Description of the task —
Check every line below for the string "JSON", and copy the lines that contain it.

Given records —
#####
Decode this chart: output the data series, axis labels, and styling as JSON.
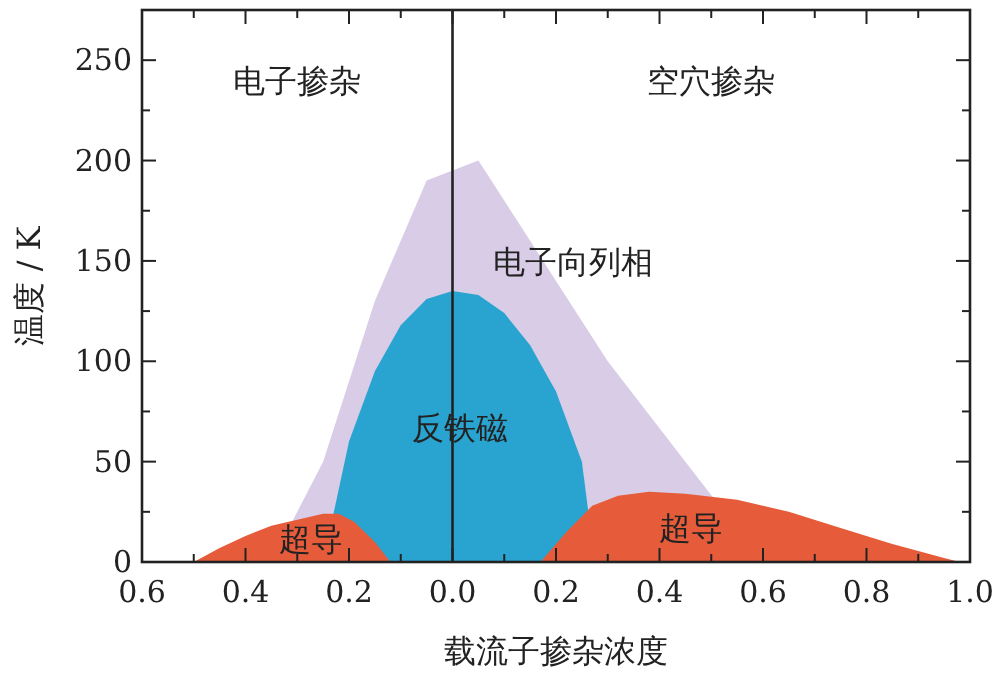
{
  "chart_data": {
    "type": "area",
    "xlabel": "载流子掺杂浓度",
    "ylabel": "温度 / K",
    "xlim": [
      -0.6,
      1.0
    ],
    "ylim": [
      0,
      275
    ],
    "xticks": [
      {
        "value": -0.6,
        "label": "0.6"
      },
      {
        "value": -0.5,
        "label": null
      },
      {
        "value": -0.4,
        "label": "0.4"
      },
      {
        "value": -0.3,
        "label": null
      },
      {
        "value": -0.2,
        "label": "0.2"
      },
      {
        "value": -0.1,
        "label": null
      },
      {
        "value": 0,
        "label": "0.0"
      },
      {
        "value": 0.1,
        "label": null
      },
      {
        "value": 0.2,
        "label": "0.2"
      },
      {
        "value": 0.3,
        "label": null
      },
      {
        "value": 0.4,
        "label": "0.4"
      },
      {
        "value": 0.5,
        "label": null
      },
      {
        "value": 0.6,
        "label": "0.6"
      },
      {
        "value": 0.7,
        "label": null
      },
      {
        "value": 0.8,
        "label": "0.8"
      },
      {
        "value": 0.9,
        "label": null
      },
      {
        "value": 1.0,
        "label": "1.0"
      }
    ],
    "yticks": [
      0,
      {
        "value": 25,
        "label": null
      },
      50,
      {
        "value": 75,
        "label": null
      },
      100,
      {
        "value": 125,
        "label": null
      },
      150,
      {
        "value": 175,
        "label": null
      },
      200,
      {
        "value": 225,
        "label": null
      },
      250
    ],
    "grid": false,
    "series": [
      {
        "name": "电子向列相",
        "color": "#d8cce6",
        "x": [
          -0.35,
          -0.25,
          -0.15,
          -0.05,
          0.05,
          0.15,
          0.3,
          0.45,
          0.6
        ],
        "values": [
          0,
          50,
          130,
          190,
          200,
          160,
          100,
          50,
          0
        ]
      },
      {
        "name": "反铁磁",
        "color": "#29a4d0",
        "x": [
          -0.235,
          -0.23,
          -0.2,
          -0.15,
          -0.1,
          -0.05,
          0,
          0.05,
          0.1,
          0.15,
          0.2,
          0.25,
          0.275
        ],
        "values": [
          0,
          24,
          60,
          95,
          118,
          131,
          135,
          133,
          124,
          108,
          85,
          50,
          0
        ]
      },
      {
        "name": "超导",
        "color": "#e65c3b",
        "x": [
          -0.5,
          -0.45,
          -0.4,
          -0.35,
          -0.3,
          -0.25,
          -0.22,
          -0.19,
          -0.15,
          -0.12
        ],
        "values": [
          0,
          7,
          13,
          18,
          21,
          24,
          24,
          20,
          10,
          0
        ]
      },
      {
        "name": "超导",
        "color": "#e65c3b",
        "x": [
          0.17,
          0.22,
          0.27,
          0.32,
          0.38,
          0.45,
          0.55,
          0.65,
          0.75,
          0.85,
          0.95,
          0.98
        ],
        "values": [
          0,
          15,
          28,
          33,
          35,
          34,
          31,
          25,
          17,
          9,
          2,
          0
        ]
      }
    ],
    "ref_lines": [
      {
        "axis": "x",
        "value": 0,
        "color": "#222222"
      }
    ],
    "annotations": [
      "电子掺杂",
      "空穴掺杂"
    ]
  }
}
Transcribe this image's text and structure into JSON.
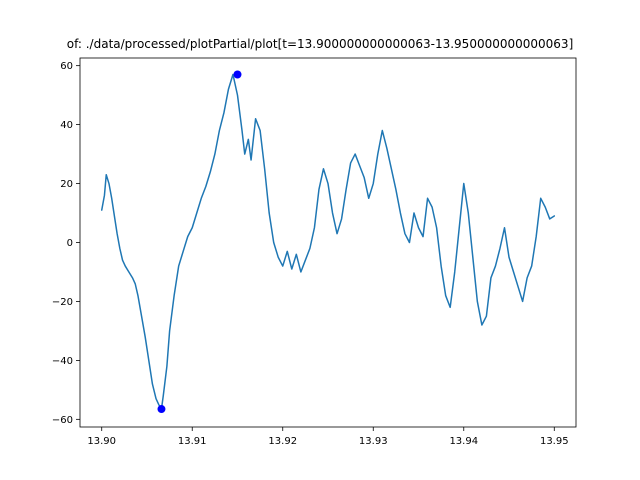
{
  "chart_data": {
    "type": "line",
    "title": "of: ./data/processed/plotPartial/plot[t=13.900000000000063-13.950000000000063]",
    "xlabel": "",
    "ylabel": "",
    "xlim": [
      13.8976,
      13.9524
    ],
    "ylim": [
      -62.6,
      62.6
    ],
    "x_ticks": [
      13.9,
      13.91,
      13.92,
      13.93,
      13.94,
      13.95
    ],
    "x_tick_labels": [
      "13.90",
      "13.91",
      "13.92",
      "13.93",
      "13.94",
      "13.95"
    ],
    "y_ticks": [
      -60,
      -40,
      -20,
      0,
      20,
      40,
      60
    ],
    "y_tick_labels": [
      "−60",
      "−40",
      "−20",
      "0",
      "20",
      "40",
      "60"
    ],
    "grid": false,
    "colors": {
      "line": "#1f77b4",
      "markers": "#0000ff"
    },
    "series": [
      {
        "x": [
          13.9,
          13.9003,
          13.9005,
          13.9008,
          13.9011,
          13.9014,
          13.9017,
          13.902,
          13.9023,
          13.9026,
          13.903,
          13.9034,
          13.9037,
          13.904,
          13.9044,
          13.9048,
          13.9052,
          13.9056,
          13.906,
          13.9063,
          13.9066,
          13.9068,
          13.9072,
          13.9075,
          13.908,
          13.9085,
          13.909,
          13.9095,
          13.91,
          13.9105,
          13.911,
          13.9115,
          13.912,
          13.9125,
          13.913,
          13.9135,
          13.914,
          13.9145,
          13.915,
          13.9155,
          13.9158,
          13.9162,
          13.9165,
          13.917,
          13.9175,
          13.918,
          13.9185,
          13.919,
          13.9195,
          13.92,
          13.9205,
          13.921,
          13.9215,
          13.922,
          13.9225,
          13.923,
          13.9235,
          13.924,
          13.9245,
          13.925,
          13.9255,
          13.926,
          13.9265,
          13.927,
          13.9275,
          13.928,
          13.9285,
          13.929,
          13.9295,
          13.93,
          13.9305,
          13.931,
          13.9315,
          13.932,
          13.9325,
          13.933,
          13.9335,
          13.934,
          13.9345,
          13.935,
          13.9355,
          13.936,
          13.9365,
          13.937,
          13.9375,
          13.938,
          13.9385,
          13.939,
          13.9395,
          13.94,
          13.9405,
          13.941,
          13.9415,
          13.942,
          13.9425,
          13.943,
          13.9435,
          13.944,
          13.9445,
          13.945,
          13.9455,
          13.946,
          13.9465,
          13.947,
          13.9475,
          13.948,
          13.9485,
          13.949,
          13.9495,
          13.95
        ],
        "y": [
          11,
          16,
          23,
          20,
          15,
          9,
          3,
          -2,
          -6,
          -8,
          -10,
          -12,
          -14,
          -18,
          -25,
          -32,
          -40,
          -48,
          -53,
          -55,
          -56.5,
          -52,
          -42,
          -30,
          -18,
          -8,
          -3,
          2,
          5,
          10,
          15,
          19,
          24,
          30,
          38,
          44,
          52,
          57,
          50,
          38,
          30,
          35,
          28,
          42,
          38,
          25,
          10,
          0,
          -5,
          -8,
          -3,
          -9,
          -4,
          -10,
          -6,
          -2,
          5,
          18,
          25,
          20,
          10,
          3,
          8,
          18,
          27,
          30,
          26,
          22,
          15,
          20,
          30,
          38,
          32,
          25,
          18,
          10,
          3,
          0,
          10,
          5,
          2,
          15,
          12,
          5,
          -8,
          -18,
          -22,
          -10,
          5,
          20,
          10,
          -5,
          -20,
          -28,
          -25,
          -12,
          -8,
          -2,
          5,
          -5,
          -10,
          -15,
          -20,
          -12,
          -8,
          2,
          15,
          12,
          8,
          9
        ]
      }
    ],
    "markers": [
      {
        "x": 13.915,
        "y": 57
      },
      {
        "x": 13.9066,
        "y": -56.5
      }
    ]
  }
}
#####
Solution for this task —
Decode this chart: output the data series, axis labels, and styling as JSON.
Transcribe this image's text and structure into JSON.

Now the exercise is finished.